(TASK OBJECTIVE): Gather the lines that hold the string "elektrycznego".

(Recorded data):

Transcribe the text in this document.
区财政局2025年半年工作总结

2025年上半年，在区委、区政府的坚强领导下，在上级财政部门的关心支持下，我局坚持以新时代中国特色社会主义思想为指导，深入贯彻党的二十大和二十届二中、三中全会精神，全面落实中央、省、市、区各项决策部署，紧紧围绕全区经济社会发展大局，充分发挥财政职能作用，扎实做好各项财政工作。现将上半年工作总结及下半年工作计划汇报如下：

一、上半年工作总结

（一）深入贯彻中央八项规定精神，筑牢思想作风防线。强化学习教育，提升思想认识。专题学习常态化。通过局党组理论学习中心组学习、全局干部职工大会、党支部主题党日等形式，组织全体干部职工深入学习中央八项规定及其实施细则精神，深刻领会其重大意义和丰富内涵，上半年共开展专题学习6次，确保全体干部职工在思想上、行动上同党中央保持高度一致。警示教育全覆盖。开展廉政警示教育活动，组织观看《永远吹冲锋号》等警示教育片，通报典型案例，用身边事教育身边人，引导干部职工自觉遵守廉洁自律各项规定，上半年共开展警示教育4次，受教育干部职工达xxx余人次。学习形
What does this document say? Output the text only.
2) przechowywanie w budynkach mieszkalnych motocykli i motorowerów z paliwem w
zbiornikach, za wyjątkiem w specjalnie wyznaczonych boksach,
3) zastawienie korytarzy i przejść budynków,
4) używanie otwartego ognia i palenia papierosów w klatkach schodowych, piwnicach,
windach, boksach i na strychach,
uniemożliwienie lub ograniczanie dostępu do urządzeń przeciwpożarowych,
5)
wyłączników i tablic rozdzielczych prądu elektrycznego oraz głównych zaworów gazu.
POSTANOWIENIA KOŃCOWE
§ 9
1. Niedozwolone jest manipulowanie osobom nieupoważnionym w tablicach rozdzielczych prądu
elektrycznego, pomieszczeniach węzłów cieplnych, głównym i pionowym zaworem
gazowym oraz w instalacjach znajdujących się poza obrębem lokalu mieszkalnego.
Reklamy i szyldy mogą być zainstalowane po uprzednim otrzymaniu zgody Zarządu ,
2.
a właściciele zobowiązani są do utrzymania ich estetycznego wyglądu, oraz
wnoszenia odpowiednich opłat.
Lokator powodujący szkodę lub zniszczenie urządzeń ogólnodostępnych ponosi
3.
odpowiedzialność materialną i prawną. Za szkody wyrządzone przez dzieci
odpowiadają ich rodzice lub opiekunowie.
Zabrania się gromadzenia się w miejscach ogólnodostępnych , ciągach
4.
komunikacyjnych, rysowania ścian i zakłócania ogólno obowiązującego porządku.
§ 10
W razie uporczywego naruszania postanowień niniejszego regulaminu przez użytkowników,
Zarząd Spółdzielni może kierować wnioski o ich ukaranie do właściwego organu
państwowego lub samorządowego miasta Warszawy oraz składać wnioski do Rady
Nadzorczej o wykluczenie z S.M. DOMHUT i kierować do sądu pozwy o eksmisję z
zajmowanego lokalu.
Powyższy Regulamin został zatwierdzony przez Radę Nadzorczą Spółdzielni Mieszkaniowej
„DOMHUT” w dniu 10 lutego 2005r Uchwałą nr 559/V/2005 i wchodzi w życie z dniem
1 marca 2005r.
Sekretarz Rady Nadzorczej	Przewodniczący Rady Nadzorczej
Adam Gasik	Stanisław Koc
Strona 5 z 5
--
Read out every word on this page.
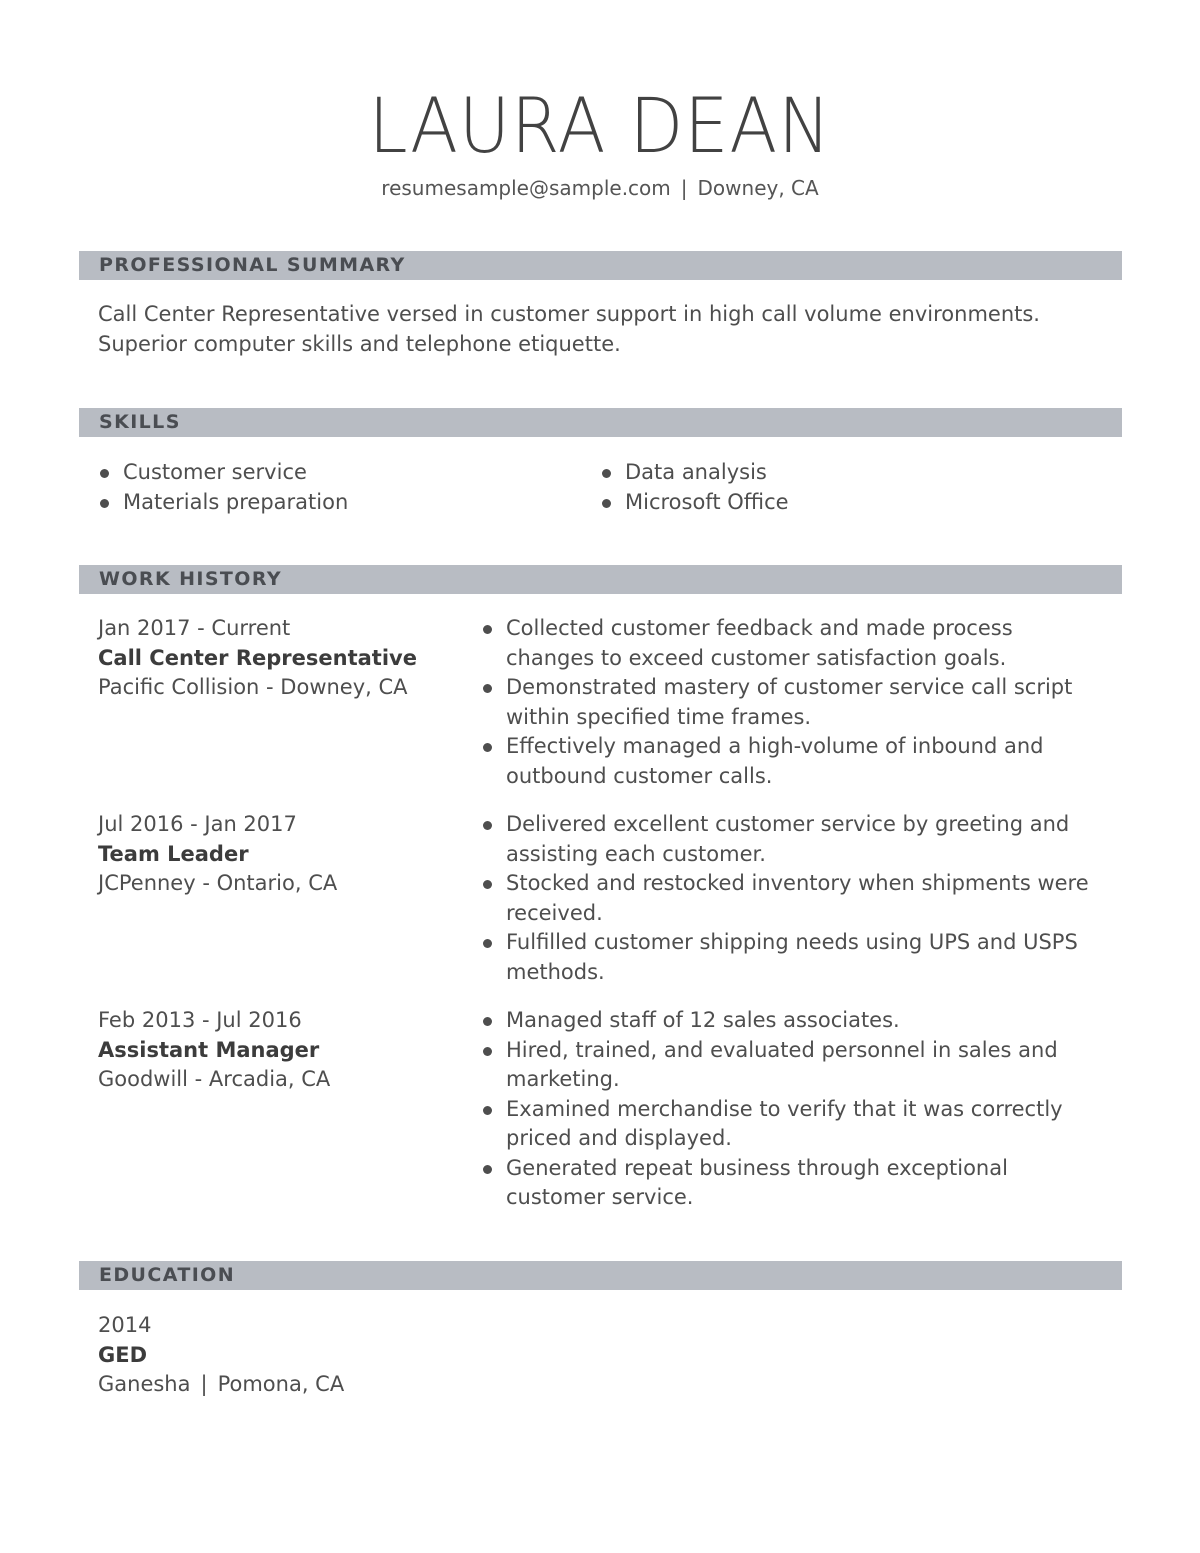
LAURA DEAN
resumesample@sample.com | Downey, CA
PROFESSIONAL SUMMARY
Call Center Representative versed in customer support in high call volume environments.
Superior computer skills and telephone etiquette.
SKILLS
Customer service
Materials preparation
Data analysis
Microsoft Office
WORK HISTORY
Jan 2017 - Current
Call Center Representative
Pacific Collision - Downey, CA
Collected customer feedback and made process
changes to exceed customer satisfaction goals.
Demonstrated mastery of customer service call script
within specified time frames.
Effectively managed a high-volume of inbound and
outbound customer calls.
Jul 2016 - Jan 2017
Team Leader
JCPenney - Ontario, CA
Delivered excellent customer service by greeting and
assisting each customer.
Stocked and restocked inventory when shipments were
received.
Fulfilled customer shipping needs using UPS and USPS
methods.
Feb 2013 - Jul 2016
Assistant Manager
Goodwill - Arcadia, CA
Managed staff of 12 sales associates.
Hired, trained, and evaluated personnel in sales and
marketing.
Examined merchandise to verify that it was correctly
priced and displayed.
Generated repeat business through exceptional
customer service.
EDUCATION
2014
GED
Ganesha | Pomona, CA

(OUTPUT OF THE TASK):
wyłączników i tablic rozdzielczych prądu elektrycznego oraz głównych zaworów gazu.
elektrycznego, pomieszczeniach węzłów cieplnych, głównym i pionowym zaworem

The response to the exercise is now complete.